Dataset items:
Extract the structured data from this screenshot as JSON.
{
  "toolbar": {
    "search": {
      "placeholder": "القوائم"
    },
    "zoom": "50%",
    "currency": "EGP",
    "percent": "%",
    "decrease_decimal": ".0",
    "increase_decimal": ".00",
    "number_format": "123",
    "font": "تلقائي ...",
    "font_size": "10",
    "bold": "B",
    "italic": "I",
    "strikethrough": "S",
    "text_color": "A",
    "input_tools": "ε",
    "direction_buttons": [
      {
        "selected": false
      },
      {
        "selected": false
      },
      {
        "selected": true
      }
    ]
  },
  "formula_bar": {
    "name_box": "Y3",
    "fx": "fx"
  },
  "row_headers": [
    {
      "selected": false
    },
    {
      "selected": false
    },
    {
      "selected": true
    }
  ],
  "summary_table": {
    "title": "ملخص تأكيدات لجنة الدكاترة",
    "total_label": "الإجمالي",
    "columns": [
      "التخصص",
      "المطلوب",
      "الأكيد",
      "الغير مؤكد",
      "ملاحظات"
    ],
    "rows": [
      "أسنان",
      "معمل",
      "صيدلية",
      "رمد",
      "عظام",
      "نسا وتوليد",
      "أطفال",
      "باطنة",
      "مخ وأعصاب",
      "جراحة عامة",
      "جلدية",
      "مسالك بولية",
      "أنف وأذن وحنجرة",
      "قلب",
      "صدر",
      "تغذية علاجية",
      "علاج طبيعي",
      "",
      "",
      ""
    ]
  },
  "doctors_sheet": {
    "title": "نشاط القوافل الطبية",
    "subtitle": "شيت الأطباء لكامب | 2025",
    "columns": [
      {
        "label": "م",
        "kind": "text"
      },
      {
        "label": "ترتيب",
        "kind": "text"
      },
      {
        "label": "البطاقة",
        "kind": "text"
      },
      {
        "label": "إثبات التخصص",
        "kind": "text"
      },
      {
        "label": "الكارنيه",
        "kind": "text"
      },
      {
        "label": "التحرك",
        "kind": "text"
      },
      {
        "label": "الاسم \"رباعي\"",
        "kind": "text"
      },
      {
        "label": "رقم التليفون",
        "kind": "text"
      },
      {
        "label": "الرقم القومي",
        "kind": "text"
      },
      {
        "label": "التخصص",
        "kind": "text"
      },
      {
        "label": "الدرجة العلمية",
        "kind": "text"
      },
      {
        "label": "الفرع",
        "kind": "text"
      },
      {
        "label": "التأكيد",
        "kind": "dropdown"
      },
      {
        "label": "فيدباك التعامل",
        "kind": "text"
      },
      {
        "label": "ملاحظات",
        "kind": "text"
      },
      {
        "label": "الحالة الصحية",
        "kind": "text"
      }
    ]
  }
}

## What is needed
Return the entries in full, keeping every line exactly as it is.

## Finished exercise
Extract the structured data from this screenshot as JSON.
{
  "toolbar": {
    "search": {
      "placeholder": "القوائم"
    },
    "zoom": "50%",
    "currency": "EGP",
    "percent": "%",
    "decrease_decimal": ".0",
    "increase_decimal": ".00",
    "number_format": "123",
    "font": "تلقائي ...",
    "font_size": "10",
    "bold": "B",
    "italic": "I",
    "strikethrough": "S",
    "text_color": "A",
    "input_tools": "ε",
    "direction_buttons": [
      {
        "selected": false
      },
      {
        "selected": false
      },
      {
        "selected": true
      }
    ]
  },
  "formula_bar": {
    "name_box": "Y3",
    "fx": "fx"
  },
  "row_headers": [
    {
      "selected": false
    },
    {
      "selected": false
    },
    {
      "selected": true
    }
  ],
  "summary_table": {
    "title": "ملخص تأكيدات لجنة الدكاترة",
    "total_label": "الإجمالي",
    "columns": [
      "التخصص",
      "المطلوب",
      "الأكيد",
      "الغير مؤكد",
      "ملاحظات"
    ],
    "rows": [
      "أسنان",
      "معمل",
      "صيدلية",
      "رمد",
      "عظام",
      "نسا وتوليد",
      "أطفال",
      "باطنة",
      "مخ وأعصاب",
      "جراحة عامة",
      "جلدية",
      "مسالك بولية",
      "أنف وأذن وحنجرة",
      "قلب",
      "صدر",
      "تغذية علاجية",
      "علاج طبيعي",
      "",
      "",
      ""
    ]
  },
  "doctors_sheet": {
    "title": "نشاط القوافل الطبية",
    "subtitle": "شيت الأطباء لكامب | 2025",
    "columns": [
      {
        "label": "م",
        "kind": "text"
      },
      {
        "label": "ترتيب",
        "kind": "text"
      },
      {
        "label": "البطاقة",
        "kind": "text"
      },
      {
        "label": "إثبات التخصص",
        "kind": "text"
      },
      {
        "label": "الكارنيه",
        "kind": "text"
      },
      {
        "label": "التحرك",
        "kind": "text"
      },
      {
        "label": "الاسم \"رباعي\"",
        "kind": "text"
      },
      {
        "label": "رقم التليفون",
        "kind": "text"
      },
      {
        "label": "الرقم القومي",
        "kind": "text"
      },
      {
        "label": "التخصص",
        "kind": "text"
      },
      {
        "label": "الدرجة العلمية",
        "kind": "text"
      },
      {
        "label": "الفرع",
        "kind": "text"
      },
      {
        "label": "التأكيد",
        "kind": "dropdown"
      },
      {
        "label": "فيدباك التعامل",
        "kind": "text"
      },
      {
        "label": "ملاحظات",
        "kind": "text"
      },
      {
        "label": "الحالة الصحية",
        "kind": "text"
      }
    ]
  }
}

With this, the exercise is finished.